Scan the listing that follows and report how many lines contain "subtitle". Write the number alone.

START

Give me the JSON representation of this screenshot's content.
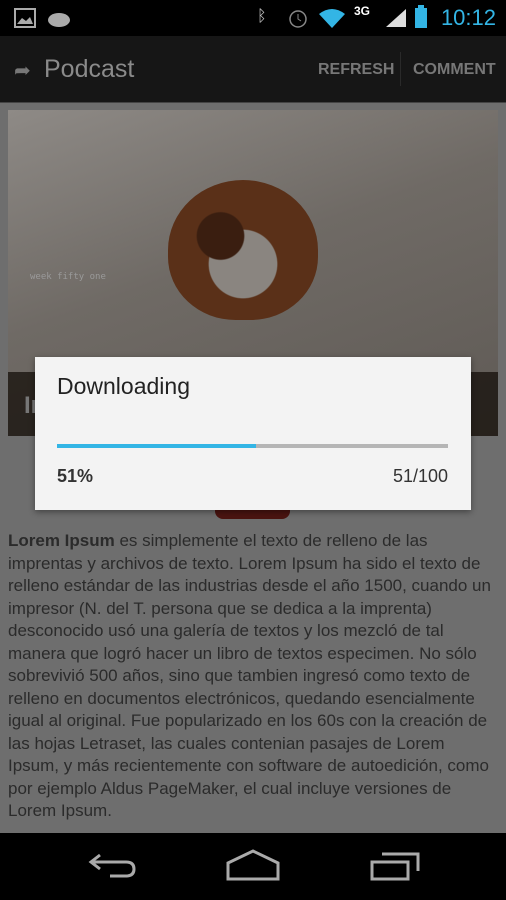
{
  "status_bar": {
    "time": "10:12",
    "icons": [
      "image-icon",
      "android-icon",
      "bluetooth-icon",
      "alarm-icon",
      "wifi-icon",
      "3g-icon",
      "signal-icon",
      "battery-charging-icon"
    ]
  },
  "action_bar": {
    "title": "Podcast",
    "refresh": "REFRESH",
    "comment": "COMMENT"
  },
  "hero": {
    "watermark": "week fifty one",
    "caption": "In"
  },
  "article": {
    "lead": "Lorem Ipsum",
    "text": " es simplemente el texto de relleno de las imprentas y archivos de texto. Lorem Ipsum ha sido el texto de relleno estándar de las industrias desde el año 1500, cuando un impresor (N. del T. persona que se dedica a la imprenta) desconocido usó una galería de textos y los mezcló de tal manera que logró hacer un libro de textos especimen. No sólo sobrevivió 500 años, sino que tambien ingresó como texto de relleno en documentos electrónicos, quedando esencialmente igual al original. Fue popularizado en los 60s con la creación de las hojas Letraset, las cuales contenian pasajes de Lorem Ipsum, y más recientemente con software de autoedición, como por ejemplo Aldus PageMaker, el cual incluye versiones de Lorem Ipsum."
  },
  "dialog": {
    "title": "Downloading",
    "percent_label": "51%",
    "count_label": "51/100",
    "progress": 0.51,
    "accent": "#33b5e5"
  }
}
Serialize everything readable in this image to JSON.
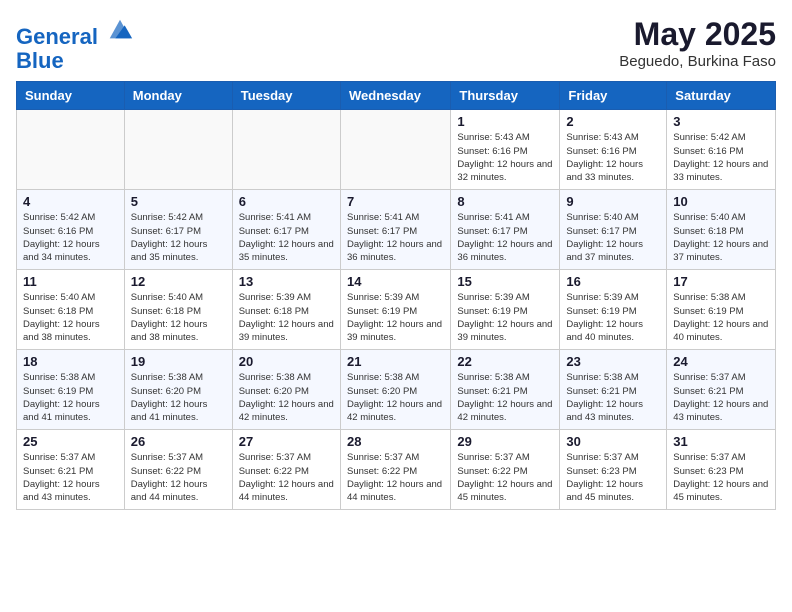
{
  "header": {
    "logo_line1": "General",
    "logo_line2": "Blue",
    "month_title": "May 2025",
    "subtitle": "Beguedo, Burkina Faso"
  },
  "weekdays": [
    "Sunday",
    "Monday",
    "Tuesday",
    "Wednesday",
    "Thursday",
    "Friday",
    "Saturday"
  ],
  "weeks": [
    [
      {
        "day": "",
        "info": ""
      },
      {
        "day": "",
        "info": ""
      },
      {
        "day": "",
        "info": ""
      },
      {
        "day": "",
        "info": ""
      },
      {
        "day": "1",
        "info": "Sunrise: 5:43 AM\nSunset: 6:16 PM\nDaylight: 12 hours\nand 32 minutes."
      },
      {
        "day": "2",
        "info": "Sunrise: 5:43 AM\nSunset: 6:16 PM\nDaylight: 12 hours\nand 33 minutes."
      },
      {
        "day": "3",
        "info": "Sunrise: 5:42 AM\nSunset: 6:16 PM\nDaylight: 12 hours\nand 33 minutes."
      }
    ],
    [
      {
        "day": "4",
        "info": "Sunrise: 5:42 AM\nSunset: 6:16 PM\nDaylight: 12 hours\nand 34 minutes."
      },
      {
        "day": "5",
        "info": "Sunrise: 5:42 AM\nSunset: 6:17 PM\nDaylight: 12 hours\nand 35 minutes."
      },
      {
        "day": "6",
        "info": "Sunrise: 5:41 AM\nSunset: 6:17 PM\nDaylight: 12 hours\nand 35 minutes."
      },
      {
        "day": "7",
        "info": "Sunrise: 5:41 AM\nSunset: 6:17 PM\nDaylight: 12 hours\nand 36 minutes."
      },
      {
        "day": "8",
        "info": "Sunrise: 5:41 AM\nSunset: 6:17 PM\nDaylight: 12 hours\nand 36 minutes."
      },
      {
        "day": "9",
        "info": "Sunrise: 5:40 AM\nSunset: 6:17 PM\nDaylight: 12 hours\nand 37 minutes."
      },
      {
        "day": "10",
        "info": "Sunrise: 5:40 AM\nSunset: 6:18 PM\nDaylight: 12 hours\nand 37 minutes."
      }
    ],
    [
      {
        "day": "11",
        "info": "Sunrise: 5:40 AM\nSunset: 6:18 PM\nDaylight: 12 hours\nand 38 minutes."
      },
      {
        "day": "12",
        "info": "Sunrise: 5:40 AM\nSunset: 6:18 PM\nDaylight: 12 hours\nand 38 minutes."
      },
      {
        "day": "13",
        "info": "Sunrise: 5:39 AM\nSunset: 6:18 PM\nDaylight: 12 hours\nand 39 minutes."
      },
      {
        "day": "14",
        "info": "Sunrise: 5:39 AM\nSunset: 6:19 PM\nDaylight: 12 hours\nand 39 minutes."
      },
      {
        "day": "15",
        "info": "Sunrise: 5:39 AM\nSunset: 6:19 PM\nDaylight: 12 hours\nand 39 minutes."
      },
      {
        "day": "16",
        "info": "Sunrise: 5:39 AM\nSunset: 6:19 PM\nDaylight: 12 hours\nand 40 minutes."
      },
      {
        "day": "17",
        "info": "Sunrise: 5:38 AM\nSunset: 6:19 PM\nDaylight: 12 hours\nand 40 minutes."
      }
    ],
    [
      {
        "day": "18",
        "info": "Sunrise: 5:38 AM\nSunset: 6:19 PM\nDaylight: 12 hours\nand 41 minutes."
      },
      {
        "day": "19",
        "info": "Sunrise: 5:38 AM\nSunset: 6:20 PM\nDaylight: 12 hours\nand 41 minutes."
      },
      {
        "day": "20",
        "info": "Sunrise: 5:38 AM\nSunset: 6:20 PM\nDaylight: 12 hours\nand 42 minutes."
      },
      {
        "day": "21",
        "info": "Sunrise: 5:38 AM\nSunset: 6:20 PM\nDaylight: 12 hours\nand 42 minutes."
      },
      {
        "day": "22",
        "info": "Sunrise: 5:38 AM\nSunset: 6:21 PM\nDaylight: 12 hours\nand 42 minutes."
      },
      {
        "day": "23",
        "info": "Sunrise: 5:38 AM\nSunset: 6:21 PM\nDaylight: 12 hours\nand 43 minutes."
      },
      {
        "day": "24",
        "info": "Sunrise: 5:37 AM\nSunset: 6:21 PM\nDaylight: 12 hours\nand 43 minutes."
      }
    ],
    [
      {
        "day": "25",
        "info": "Sunrise: 5:37 AM\nSunset: 6:21 PM\nDaylight: 12 hours\nand 43 minutes."
      },
      {
        "day": "26",
        "info": "Sunrise: 5:37 AM\nSunset: 6:22 PM\nDaylight: 12 hours\nand 44 minutes."
      },
      {
        "day": "27",
        "info": "Sunrise: 5:37 AM\nSunset: 6:22 PM\nDaylight: 12 hours\nand 44 minutes."
      },
      {
        "day": "28",
        "info": "Sunrise: 5:37 AM\nSunset: 6:22 PM\nDaylight: 12 hours\nand 44 minutes."
      },
      {
        "day": "29",
        "info": "Sunrise: 5:37 AM\nSunset: 6:22 PM\nDaylight: 12 hours\nand 45 minutes."
      },
      {
        "day": "30",
        "info": "Sunrise: 5:37 AM\nSunset: 6:23 PM\nDaylight: 12 hours\nand 45 minutes."
      },
      {
        "day": "31",
        "info": "Sunrise: 5:37 AM\nSunset: 6:23 PM\nDaylight: 12 hours\nand 45 minutes."
      }
    ]
  ]
}
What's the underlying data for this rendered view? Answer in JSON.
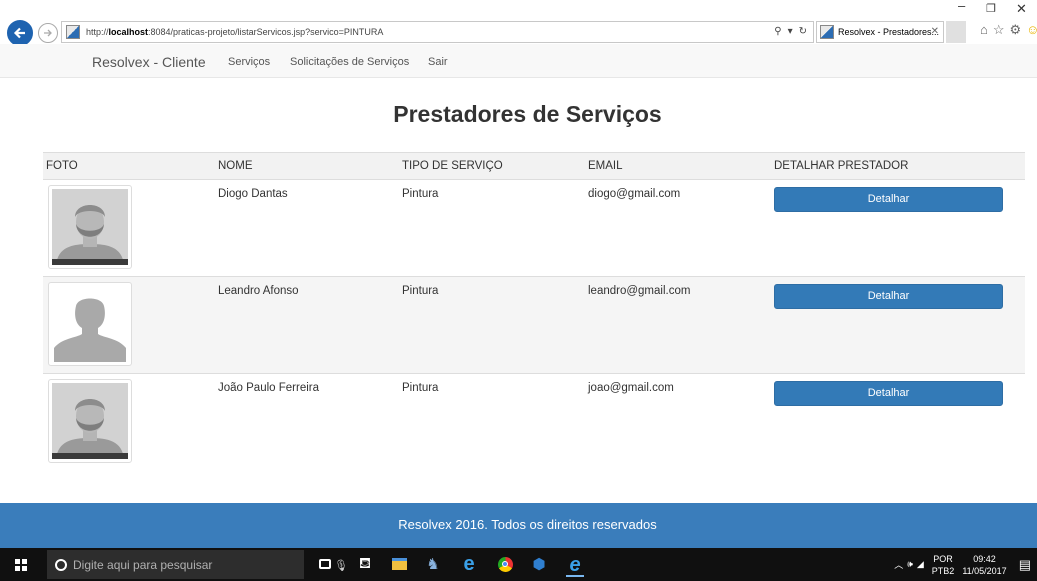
{
  "browser": {
    "url_prefix": "http://",
    "url_host": "localhost",
    "url_rest": ":8084/praticas-projeto/listarServicos.jsp?servico=PINTURA",
    "tab_title": "Resolvex - Prestadores..."
  },
  "navbar": {
    "brand": "Resolvex - Cliente",
    "links": [
      "Serviços",
      "Solicitações de Serviços",
      "Sair"
    ]
  },
  "page": {
    "title": "Prestadores de Serviços"
  },
  "table": {
    "headers": [
      "FOTO",
      "NOME",
      "TIPO DE SERVIÇO",
      "EMAIL",
      "DETALHAR PRESTADOR"
    ],
    "rows": [
      {
        "nome": "Diogo Dantas",
        "tipo": "Pintura",
        "email": "diogo@gmail.com",
        "action": "Detalhar",
        "photo": "bearded-man-placeholder"
      },
      {
        "nome": "Leandro Afonso",
        "tipo": "Pintura",
        "email": "leandro@gmail.com",
        "action": "Detalhar",
        "photo": "silhouette-placeholder"
      },
      {
        "nome": "João Paulo Ferreira",
        "tipo": "Pintura",
        "email": "joao@gmail.com",
        "action": "Detalhar",
        "photo": "bearded-man-placeholder"
      }
    ]
  },
  "footer": {
    "text": "Resolvex 2016. Todos os direitos reservados"
  },
  "taskbar": {
    "search_placeholder": "Digite aqui para pesquisar",
    "lang_top": "POR",
    "lang_bottom": "PTB2",
    "time": "09:42",
    "date": "11/05/2017"
  },
  "colors": {
    "primary": "#337ab7",
    "footer": "#3a7dbb",
    "navbar_bg": "#f8f8f8",
    "taskbar_bg": "#101010"
  }
}
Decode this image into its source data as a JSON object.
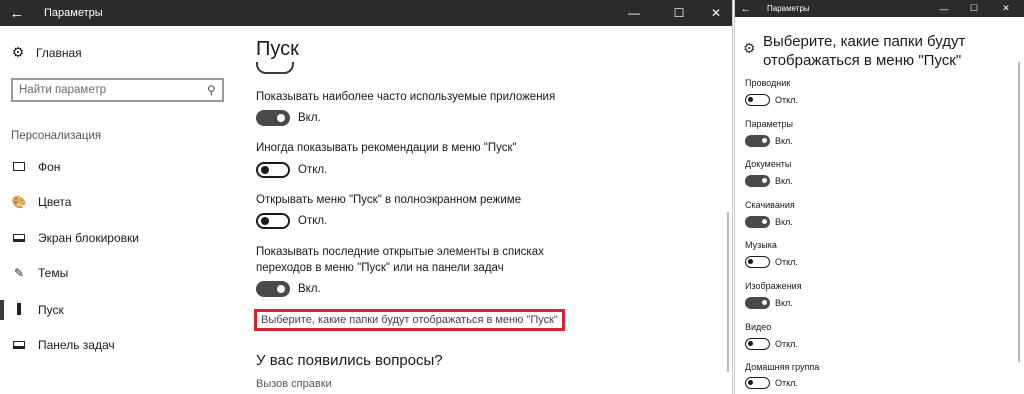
{
  "left_window": {
    "title": "Параметры",
    "back_icon": "←",
    "controls": {
      "minimize": "—",
      "maximize": "☐",
      "close": "✕"
    },
    "sidebar": {
      "home_label": "Главная",
      "home_icon": "⚙",
      "search_placeholder": "Найти параметр",
      "search_icon": "⚲",
      "group_label": "Персонализация",
      "items": [
        {
          "label": "Фон",
          "icon": "background-icon"
        },
        {
          "label": "Цвета",
          "icon": "palette-icon",
          "glyph": "🎨"
        },
        {
          "label": "Экран блокировки",
          "icon": "lock-screen-icon"
        },
        {
          "label": "Темы",
          "icon": "brush-icon",
          "glyph": "✎"
        },
        {
          "label": "Пуск",
          "icon": "start-icon",
          "selected": true
        },
        {
          "label": "Панель задач",
          "icon": "taskbar-icon"
        }
      ]
    },
    "main": {
      "title": "Пуск",
      "settings": [
        {
          "label": "Показывать наиболее часто используемые приложения",
          "state": "Вкл.",
          "on": true
        },
        {
          "label": "Иногда показывать рекомендации в меню \"Пуск\"",
          "state": "Откл.",
          "on": false
        },
        {
          "label": "Открывать меню \"Пуск\" в полноэкранном режиме",
          "state": "Откл.",
          "on": false
        },
        {
          "label": "Показывать последние открытые элементы в списках переходов в меню \"Пуск\" или на панели задач",
          "state": "Вкл.",
          "on": true
        }
      ],
      "folders_link": "Выберите, какие папки будут отображаться в меню \"Пуск\"",
      "questions_title": "У вас появились вопросы?",
      "help_link": "Вызов справки"
    },
    "accent_highlight_color": "#d8202f"
  },
  "right_window": {
    "title": "Параметры",
    "back_icon": "←",
    "controls": {
      "minimize": "—",
      "maximize": "☐",
      "close": "✕"
    },
    "header_icon": "⚙",
    "header": "Выберите, какие папки будут отображаться в меню \"Пуск\"",
    "folders": [
      {
        "label": "Проводник",
        "state": "Откл.",
        "on": false
      },
      {
        "label": "Параметры",
        "state": "Вкл.",
        "on": true
      },
      {
        "label": "Документы",
        "state": "Вкл.",
        "on": true
      },
      {
        "label": "Скачивания",
        "state": "Вкл.",
        "on": true
      },
      {
        "label": "Музыка",
        "state": "Откл.",
        "on": false
      },
      {
        "label": "Изображения",
        "state": "Вкл.",
        "on": true
      },
      {
        "label": "Видео",
        "state": "Откл.",
        "on": false
      },
      {
        "label": "Домашняя группа",
        "state": "Откл.",
        "on": false
      }
    ]
  }
}
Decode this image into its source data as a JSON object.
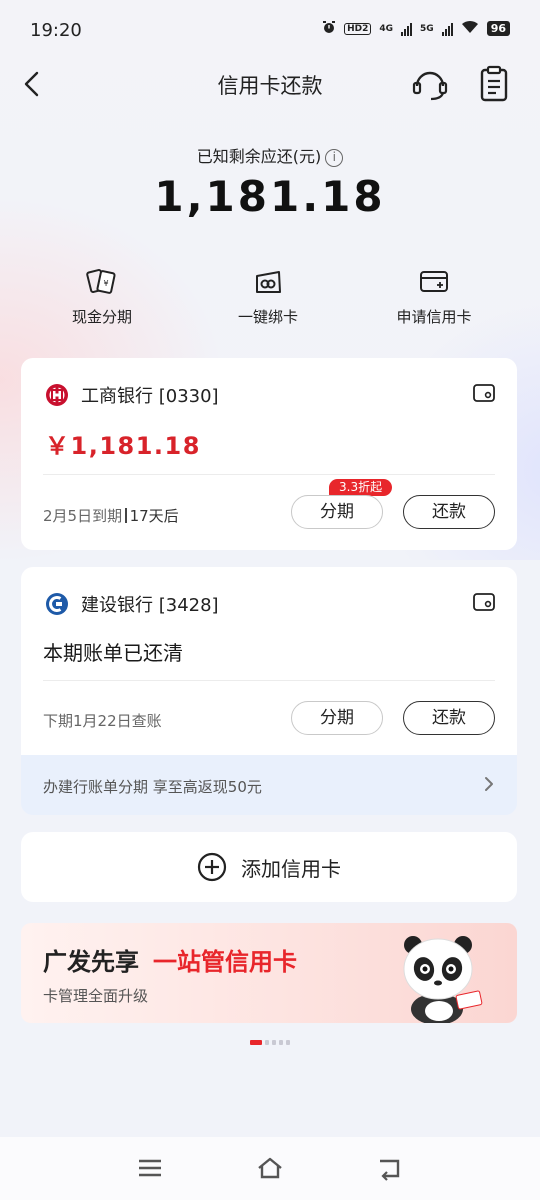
{
  "status_bar": {
    "time": "19:20",
    "hd_label": "HD2",
    "net1": "4G",
    "net2": "5G",
    "battery": "96"
  },
  "header": {
    "title": "信用卡还款",
    "back_icon": "chevron-left-icon",
    "service_icon": "headset-icon",
    "records_icon": "clipboard-icon"
  },
  "summary": {
    "label": "已知剩余应还(元)",
    "amount": "1,181.18"
  },
  "quick_actions": [
    {
      "label": "现金分期",
      "icon": "cash-installment-icon"
    },
    {
      "label": "一键绑卡",
      "icon": "bind-card-icon"
    },
    {
      "label": "申请信用卡",
      "icon": "apply-card-icon"
    }
  ],
  "cards": [
    {
      "bank": "工商银行 [0330]",
      "amount": "￥1,181.18",
      "due_date": "2月5日到期",
      "due_in": "17天后",
      "promo_tag": "3.3折起",
      "installment_label": "分期",
      "repay_label": "还款"
    },
    {
      "bank": "建设银行 [3428]",
      "status": "本期账单已还清",
      "next_bill": "下期1月22日查账",
      "installment_label": "分期",
      "repay_label": "还款",
      "promo": "办建行账单分期 享至高返现50元"
    }
  ],
  "add_card": {
    "label": "添加信用卡"
  },
  "banner": {
    "title_part1": "广发先享",
    "title_part2": "一站管信用卡",
    "subtitle": "卡管理全面升级"
  },
  "colors": {
    "accent_red": "#e8262b",
    "amount_red": "#d8232a",
    "icbc_red": "#c8102e",
    "ccb_blue": "#1e5aa8"
  }
}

END

### Full response
2